▶ [Work to complete]:
Reproduce the listing word for word, leaving every picture behind.

+-------+

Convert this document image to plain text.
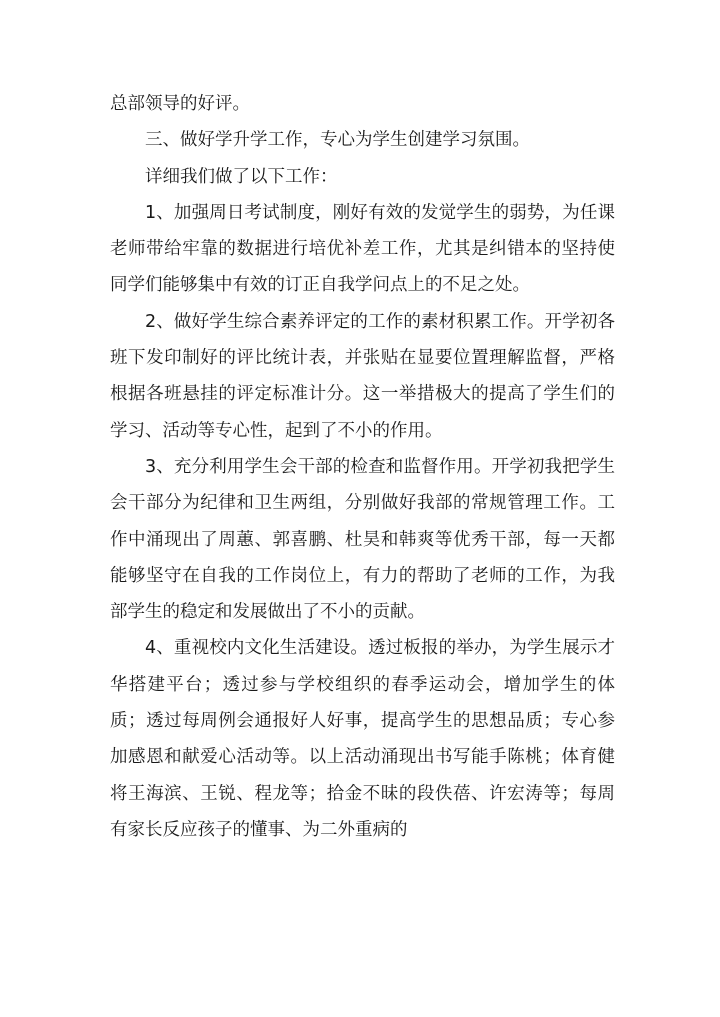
总部领导的好评。

三、做好学升学工作，专心为学生创建学习氛围。

详细我们做了以下工作：

1、加强周日考试制度，刚好有效的发觉学生的弱势，为任课老师带给牢靠的数据进行培优补差工作，尤其是纠错本的坚持使同学们能够集中有效的订正自我学问点上的不足之处。

2、做好学生综合素养评定的工作的素材积累工作。开学初各班下发印制好的评比统计表，并张贴在显要位置理解监督，严格根据各班悬挂的评定标准计分。这一举措极大的提高了学生们的学习、活动等专心性，起到了不小的作用。

3、充分利用学生会干部的检查和监督作用。开学初我把学生会干部分为纪律和卫生两组，分别做好我部的常规管理工作。工作中涌现出了周蕙、郭喜鹏、杜昊和韩爽等优秀干部，每一天都能够坚守在自我的工作岗位上，有力的帮助了老师的工作，为我部学生的稳定和发展做出了不小的贡献。

4、重视校内文化生活建设。透过板报的举办，为学生展示才华搭建平台；透过参与学校组织的春季运动会，增加学生的体质；透过每周例会通报好人好事，提高学生的思想品质；专心参加感恩和献爱心活动等。以上活动涌现出书写能手陈桃；体育健将王海滨、王锐、程龙等；拾金不昧的段佚蓓、许宏涛等；每周有家长反应孩子的懂事、为二外重病的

+-------+

▶ [Solution to the problem]:
Convert this document image to plain text.
总部领导的好评。

三、做好学升学工作，专心为学生创建学习氛围。

详细我们做了以下工作：

1、加强周日考试制度，刚好有效的发觉学生的弱势，为任课老师带给牢靠的数据进行培优补差工作，尤其是纠错本的坚持使同学们能够集中有效的订正自我学问点上的不足之处。

2、做好学生综合素养评定的工作的素材积累工作。开学初各班下发印制好的评比统计表，并张贴在显要位置理解监督，严格根据各班悬挂的评定标准计分。这一举措极大的提高了学生们的学习、活动等专心性，起到了不小的作用。

3、充分利用学生会干部的检查和监督作用。开学初我把学生会干部分为纪律和卫生两组，分别做好我部的常规管理工作。工作中涌现出了周蕙、郭喜鹏、杜昊和韩爽等优秀干部，每一天都能够坚守在自我的工作岗位上，有力的帮助了老师的工作，为我部学生的稳定和发展做出了不小的贡献。

4、重视校内文化生活建设。透过板报的举办，为学生展示才华搭建平台；透过参与学校组织的春季运动会，增加学生的体质；透过每周例会通报好人好事，提高学生的思想品质；专心参加感恩和献爱心活动等。以上活动涌现出书写能手陈桃；体育健将王海滨、王锐、程龙等；拾金不昧的段佚蓓、许宏涛等；每周有家长反应孩子的懂事、为二外重病的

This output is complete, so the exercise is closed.